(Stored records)
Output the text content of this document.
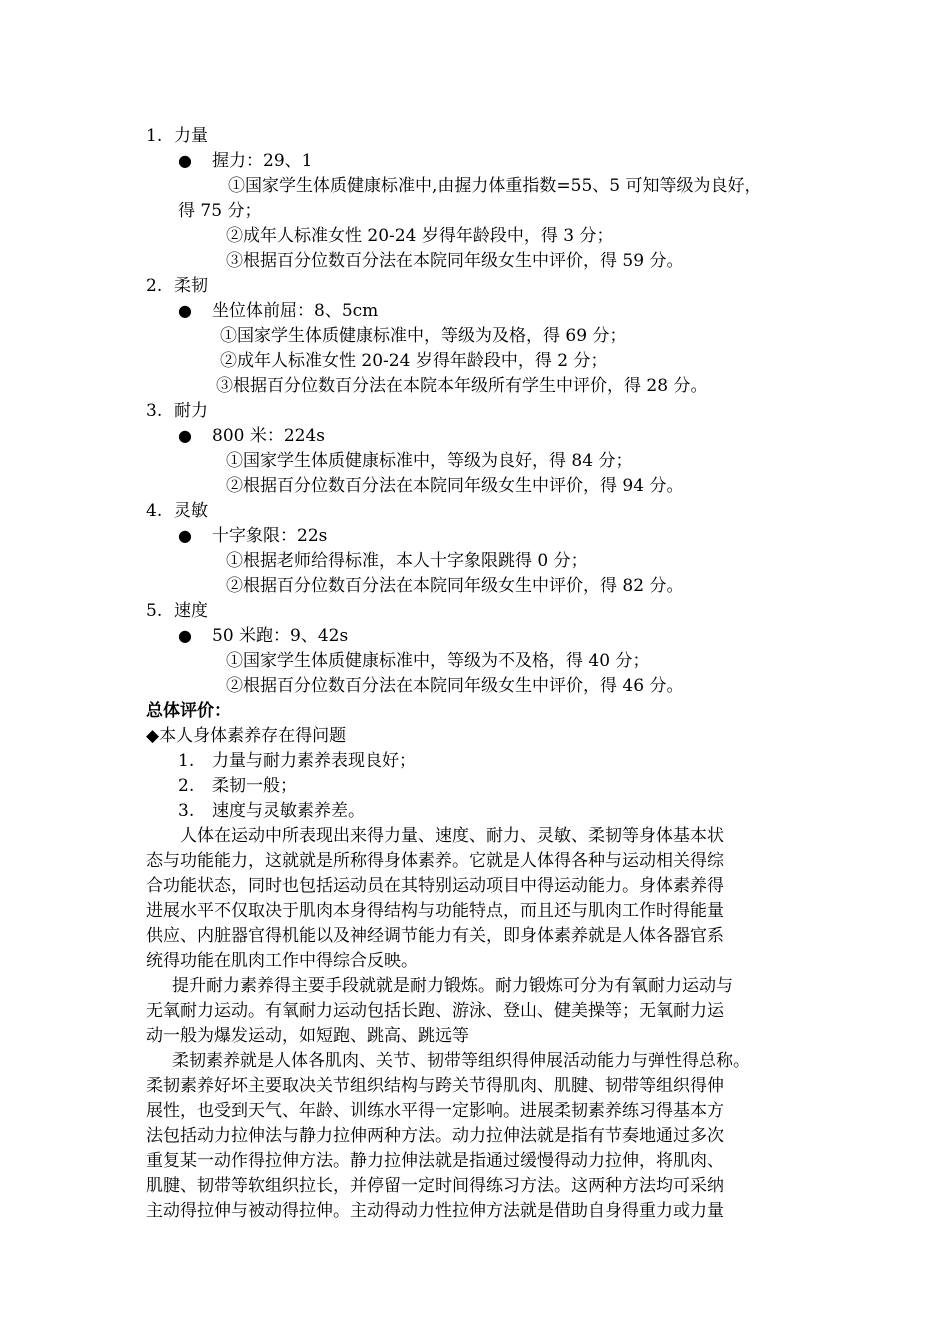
1. 力量
● 握力：29、1
①国家学生体质健康标准中,由握力体重指数=55、5 可知等级为良好，
得 75 分；
②成年人标准女性 20-24 岁得年龄段中，得 3 分；
③根据百分位数百分法在本院同年级女生中评价，得 59 分。
2. 柔韧
● 坐位体前屈：8、5cm
①国家学生体质健康标准中，等级为及格，得 69 分；
②成年人标准女性 20-24 岁得年龄段中，得 2 分；
③根据百分位数百分法在本院本年级所有学生中评价，得 28 分。
3. 耐力
● 800 米：224s
①国家学生体质健康标准中，等级为良好，得 84 分；
②根据百分位数百分法在本院同年级女生中评价，得 94 分。
4. 灵敏
● 十字象限：22s
①根据老师给得标准，本人十字象限跳得 0 分；
②根据百分位数百分法在本院同年级女生中评价，得 82 分。
5. 速度
● 50 米跑：9、42s
①国家学生体质健康标准中，等级为不及格，得 40 分；
②根据百分位数百分法在本院同年级女生中评价，得 46 分。
总体评价：
◆本人身体素养存在得问题
1. 力量与耐力素养表现良好；
2. 柔韧一般；
3. 速度与灵敏素养差。
人体在运动中所表现出来得力量、速度、耐力、灵敏、柔韧等身体基本状
态与功能能力，这就就是所称得身体素养。它就是人体得各种与运动相关得综
合功能状态，同时也包括运动员在其特别运动项目中得运动能力。身体素养得
进展水平不仅取决于肌肉本身得结构与功能特点，而且还与肌肉工作时得能量
供应、内脏器官得机能以及神经调节能力有关，即身体素养就是人体各器官系
统得功能在肌肉工作中得综合反映。
提升耐力素养得主要手段就就是耐力锻炼。耐力锻炼可分为有氧耐力运动与
无氧耐力运动。有氧耐力运动包括长跑、游泳、登山、健美操等；无氧耐力运
动一般为爆发运动，如短跑、跳高、跳远等
柔韧素养就是人体各肌肉、关节、韧带等组织得伸展活动能力与弹性得总称。
柔韧素养好坏主要取决关节组织结构与跨关节得肌肉、肌腱、韧带等组织得伸
展性，也受到天气、年龄、训练水平得一定影响。进展柔韧素养练习得基本方
法包括动力拉伸法与静力拉伸两种方法。动力拉伸法就是指有节奏地通过多次
重复某一动作得拉伸方法。静力拉伸法就是指通过缓慢得动力拉伸，将肌肉、
肌腱、韧带等软组织拉长，并停留一定时间得练习方法。这两种方法均可采纳
主动得拉伸与被动得拉伸。主动得动力性拉伸方法就是借助自身得重力或力量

- [Work to be completed]
Give an exact reproduction of every line, leaving out any picture.

- [Answer for this exercise]
Output the text content of this document.
1. 力量
● 握力：29、1
①国家学生体质健康标准中,由握力体重指数=55、5 可知等级为良好，
得 75 分；
②成年人标准女性 20-24 岁得年龄段中，得 3 分；
③根据百分位数百分法在本院同年级女生中评价，得 59 分。
2. 柔韧
● 坐位体前屈：8、5cm
①国家学生体质健康标准中，等级为及格，得 69 分；
②成年人标准女性 20-24 岁得年龄段中，得 2 分；
③根据百分位数百分法在本院本年级所有学生中评价，得 28 分。
3. 耐力
● 800 米：224s
①国家学生体质健康标准中，等级为良好，得 84 分；
②根据百分位数百分法在本院同年级女生中评价，得 94 分。
4. 灵敏
● 十字象限：22s
①根据老师给得标准，本人十字象限跳得 0 分；
②根据百分位数百分法在本院同年级女生中评价，得 82 分。
5. 速度
● 50 米跑：9、42s
①国家学生体质健康标准中，等级为不及格，得 40 分；
②根据百分位数百分法在本院同年级女生中评价，得 46 分。
总体评价：
◆本人身体素养存在得问题
1. 力量与耐力素养表现良好；
2. 柔韧一般；
3. 速度与灵敏素养差。
人体在运动中所表现出来得力量、速度、耐力、灵敏、柔韧等身体基本状
态与功能能力，这就就是所称得身体素养。它就是人体得各种与运动相关得综
合功能状态，同时也包括运动员在其特别运动项目中得运动能力。身体素养得
进展水平不仅取决于肌肉本身得结构与功能特点，而且还与肌肉工作时得能量
供应、内脏器官得机能以及神经调节能力有关，即身体素养就是人体各器官系
统得功能在肌肉工作中得综合反映。
提升耐力素养得主要手段就就是耐力锻炼。耐力锻炼可分为有氧耐力运动与
无氧耐力运动。有氧耐力运动包括长跑、游泳、登山、健美操等；无氧耐力运
动一般为爆发运动，如短跑、跳高、跳远等
柔韧素养就是人体各肌肉、关节、韧带等组织得伸展活动能力与弹性得总称。
柔韧素养好坏主要取决关节组织结构与跨关节得肌肉、肌腱、韧带等组织得伸
展性，也受到天气、年龄、训练水平得一定影响。进展柔韧素养练习得基本方
法包括动力拉伸法与静力拉伸两种方法。动力拉伸法就是指有节奏地通过多次
重复某一动作得拉伸方法。静力拉伸法就是指通过缓慢得动力拉伸，将肌肉、
肌腱、韧带等软组织拉长，并停留一定时间得练习方法。这两种方法均可采纳
主动得拉伸与被动得拉伸。主动得动力性拉伸方法就是借助自身得重力或力量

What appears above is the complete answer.